#### EXERCISE MATERIALS

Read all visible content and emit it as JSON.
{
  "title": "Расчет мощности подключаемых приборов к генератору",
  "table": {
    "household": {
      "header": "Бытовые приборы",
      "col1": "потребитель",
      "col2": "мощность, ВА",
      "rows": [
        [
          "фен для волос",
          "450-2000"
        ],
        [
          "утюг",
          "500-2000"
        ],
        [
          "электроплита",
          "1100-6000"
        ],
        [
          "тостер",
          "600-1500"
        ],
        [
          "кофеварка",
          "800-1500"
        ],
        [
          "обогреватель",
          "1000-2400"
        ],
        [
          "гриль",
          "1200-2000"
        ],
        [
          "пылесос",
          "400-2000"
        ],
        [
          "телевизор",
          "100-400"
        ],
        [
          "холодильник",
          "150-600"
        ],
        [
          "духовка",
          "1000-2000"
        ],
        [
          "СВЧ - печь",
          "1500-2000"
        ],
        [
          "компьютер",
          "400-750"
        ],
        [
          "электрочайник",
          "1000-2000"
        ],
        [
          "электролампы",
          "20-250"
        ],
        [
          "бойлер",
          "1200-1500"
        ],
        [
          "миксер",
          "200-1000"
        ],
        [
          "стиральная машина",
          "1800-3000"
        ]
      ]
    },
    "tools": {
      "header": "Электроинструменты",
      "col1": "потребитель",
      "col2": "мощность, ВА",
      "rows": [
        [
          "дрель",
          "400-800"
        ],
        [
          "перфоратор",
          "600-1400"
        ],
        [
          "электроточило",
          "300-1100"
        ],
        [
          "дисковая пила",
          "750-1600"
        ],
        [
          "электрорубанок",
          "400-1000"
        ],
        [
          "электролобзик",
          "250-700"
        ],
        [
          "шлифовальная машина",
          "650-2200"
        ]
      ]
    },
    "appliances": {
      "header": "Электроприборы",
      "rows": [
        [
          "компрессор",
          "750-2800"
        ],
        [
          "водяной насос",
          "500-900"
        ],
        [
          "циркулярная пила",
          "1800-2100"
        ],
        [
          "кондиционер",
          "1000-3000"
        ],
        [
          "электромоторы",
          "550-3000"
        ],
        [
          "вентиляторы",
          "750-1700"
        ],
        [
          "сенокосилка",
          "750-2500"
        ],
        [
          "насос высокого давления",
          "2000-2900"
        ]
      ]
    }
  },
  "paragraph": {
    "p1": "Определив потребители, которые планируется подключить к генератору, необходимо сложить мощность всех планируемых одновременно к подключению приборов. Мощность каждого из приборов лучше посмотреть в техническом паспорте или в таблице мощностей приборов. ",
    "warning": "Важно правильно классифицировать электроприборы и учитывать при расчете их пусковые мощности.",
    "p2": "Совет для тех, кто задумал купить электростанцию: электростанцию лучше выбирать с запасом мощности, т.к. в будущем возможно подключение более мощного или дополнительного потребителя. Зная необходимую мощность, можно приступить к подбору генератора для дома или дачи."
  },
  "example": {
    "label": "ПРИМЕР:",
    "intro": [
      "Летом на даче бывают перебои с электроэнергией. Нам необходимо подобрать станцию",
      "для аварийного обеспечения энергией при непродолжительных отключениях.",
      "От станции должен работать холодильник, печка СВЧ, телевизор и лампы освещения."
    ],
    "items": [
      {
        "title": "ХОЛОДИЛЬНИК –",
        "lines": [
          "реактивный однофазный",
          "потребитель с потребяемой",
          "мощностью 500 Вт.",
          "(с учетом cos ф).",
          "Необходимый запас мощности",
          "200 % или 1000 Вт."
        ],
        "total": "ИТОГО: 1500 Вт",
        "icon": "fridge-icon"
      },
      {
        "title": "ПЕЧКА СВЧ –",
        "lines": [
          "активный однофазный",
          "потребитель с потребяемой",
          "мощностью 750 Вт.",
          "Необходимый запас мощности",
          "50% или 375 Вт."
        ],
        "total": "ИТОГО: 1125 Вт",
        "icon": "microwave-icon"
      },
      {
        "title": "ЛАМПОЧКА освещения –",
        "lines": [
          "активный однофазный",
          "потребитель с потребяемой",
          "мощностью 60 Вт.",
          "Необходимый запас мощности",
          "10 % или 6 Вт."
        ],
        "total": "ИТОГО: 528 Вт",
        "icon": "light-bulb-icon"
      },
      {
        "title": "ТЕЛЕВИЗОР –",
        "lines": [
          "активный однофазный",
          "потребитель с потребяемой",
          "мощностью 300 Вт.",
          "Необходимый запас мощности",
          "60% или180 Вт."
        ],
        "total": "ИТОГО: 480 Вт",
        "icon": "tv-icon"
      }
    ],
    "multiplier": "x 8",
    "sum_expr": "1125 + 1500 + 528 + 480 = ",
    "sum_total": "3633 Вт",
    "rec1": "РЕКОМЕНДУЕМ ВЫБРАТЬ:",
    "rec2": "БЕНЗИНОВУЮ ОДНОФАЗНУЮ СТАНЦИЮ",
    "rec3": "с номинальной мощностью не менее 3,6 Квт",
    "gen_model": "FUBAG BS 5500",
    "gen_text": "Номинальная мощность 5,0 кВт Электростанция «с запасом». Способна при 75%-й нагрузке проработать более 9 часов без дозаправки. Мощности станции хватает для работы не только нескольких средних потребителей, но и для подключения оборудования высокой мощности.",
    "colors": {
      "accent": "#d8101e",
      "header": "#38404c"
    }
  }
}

########

WHAT THE TASK ASKS:
Report only the count of lines that include the string "приборов".

ANSWER TO THE PROBLEM:
2